• To be done:
Retype the listing that follows, word for word.
---- Dataset excerpts
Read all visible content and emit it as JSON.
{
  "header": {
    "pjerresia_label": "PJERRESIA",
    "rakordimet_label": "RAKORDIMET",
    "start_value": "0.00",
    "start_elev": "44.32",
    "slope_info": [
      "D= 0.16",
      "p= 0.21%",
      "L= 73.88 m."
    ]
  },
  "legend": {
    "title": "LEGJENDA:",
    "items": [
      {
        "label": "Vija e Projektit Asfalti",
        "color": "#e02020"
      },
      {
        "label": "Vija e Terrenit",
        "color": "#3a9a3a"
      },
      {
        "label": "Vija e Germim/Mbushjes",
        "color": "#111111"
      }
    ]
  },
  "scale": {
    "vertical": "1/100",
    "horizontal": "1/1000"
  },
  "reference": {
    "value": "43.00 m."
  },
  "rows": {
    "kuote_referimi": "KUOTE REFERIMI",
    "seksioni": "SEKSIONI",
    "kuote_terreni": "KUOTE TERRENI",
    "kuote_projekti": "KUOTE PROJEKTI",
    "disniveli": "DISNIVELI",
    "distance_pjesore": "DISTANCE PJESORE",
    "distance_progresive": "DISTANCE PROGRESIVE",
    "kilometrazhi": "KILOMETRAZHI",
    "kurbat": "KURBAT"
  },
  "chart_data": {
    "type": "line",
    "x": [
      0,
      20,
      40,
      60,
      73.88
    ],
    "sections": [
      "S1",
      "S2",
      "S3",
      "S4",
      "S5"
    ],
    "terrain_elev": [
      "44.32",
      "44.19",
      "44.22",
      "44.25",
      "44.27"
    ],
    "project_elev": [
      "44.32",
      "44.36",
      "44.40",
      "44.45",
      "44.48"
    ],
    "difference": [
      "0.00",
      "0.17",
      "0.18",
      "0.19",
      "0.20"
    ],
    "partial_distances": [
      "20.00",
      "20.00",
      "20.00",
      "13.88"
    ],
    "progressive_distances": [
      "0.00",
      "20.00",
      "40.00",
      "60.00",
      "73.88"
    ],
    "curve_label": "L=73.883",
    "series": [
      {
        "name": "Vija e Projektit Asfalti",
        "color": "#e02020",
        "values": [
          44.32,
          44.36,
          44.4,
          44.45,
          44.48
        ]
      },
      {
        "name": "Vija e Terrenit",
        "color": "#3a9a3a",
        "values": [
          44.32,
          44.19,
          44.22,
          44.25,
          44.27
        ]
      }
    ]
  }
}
--------
• Solution to this task:
Read all visible content and emit it as JSON.
{
  "header": {
    "pjerresia_label": "PJERRESIA",
    "rakordimet_label": "RAKORDIMET",
    "start_value": "0.00",
    "start_elev": "44.32",
    "slope_info": [
      "D= 0.16",
      "p= 0.21%",
      "L= 73.88 m."
    ]
  },
  "legend": {
    "title": "LEGJENDA:",
    "items": [
      {
        "label": "Vija e Projektit Asfalti",
        "color": "#e02020"
      },
      {
        "label": "Vija e Terrenit",
        "color": "#3a9a3a"
      },
      {
        "label": "Vija e Germim/Mbushjes",
        "color": "#111111"
      }
    ]
  },
  "scale": {
    "vertical": "1/100",
    "horizontal": "1/1000"
  },
  "reference": {
    "value": "43.00 m."
  },
  "rows": {
    "kuote_referimi": "KUOTE REFERIMI",
    "seksioni": "SEKSIONI",
    "kuote_terreni": "KUOTE TERRENI",
    "kuote_projekti": "KUOTE PROJEKTI",
    "disniveli": "DISNIVELI",
    "distance_pjesore": "DISTANCE PJESORE",
    "distance_progresive": "DISTANCE PROGRESIVE",
    "kilometrazhi": "KILOMETRAZHI",
    "kurbat": "KURBAT"
  },
  "chart_data": {
    "type": "line",
    "x": [
      0,
      20,
      40,
      60,
      73.88
    ],
    "sections": [
      "S1",
      "S2",
      "S3",
      "S4",
      "S5"
    ],
    "terrain_elev": [
      "44.32",
      "44.19",
      "44.22",
      "44.25",
      "44.27"
    ],
    "project_elev": [
      "44.32",
      "44.36",
      "44.40",
      "44.45",
      "44.48"
    ],
    "difference": [
      "0.00",
      "0.17",
      "0.18",
      "0.19",
      "0.20"
    ],
    "partial_distances": [
      "20.00",
      "20.00",
      "20.00",
      "13.88"
    ],
    "progressive_distances": [
      "0.00",
      "20.00",
      "40.00",
      "60.00",
      "73.88"
    ],
    "curve_label": "L=73.883",
    "series": [
      {
        "name": "Vija e Projektit Asfalti",
        "color": "#e02020",
        "values": [
          44.32,
          44.36,
          44.4,
          44.45,
          44.48
        ]
      },
      {
        "name": "Vija e Terrenit",
        "color": "#3a9a3a",
        "values": [
          44.32,
          44.19,
          44.22,
          44.25,
          44.27
        ]
      }
    ]
  }
}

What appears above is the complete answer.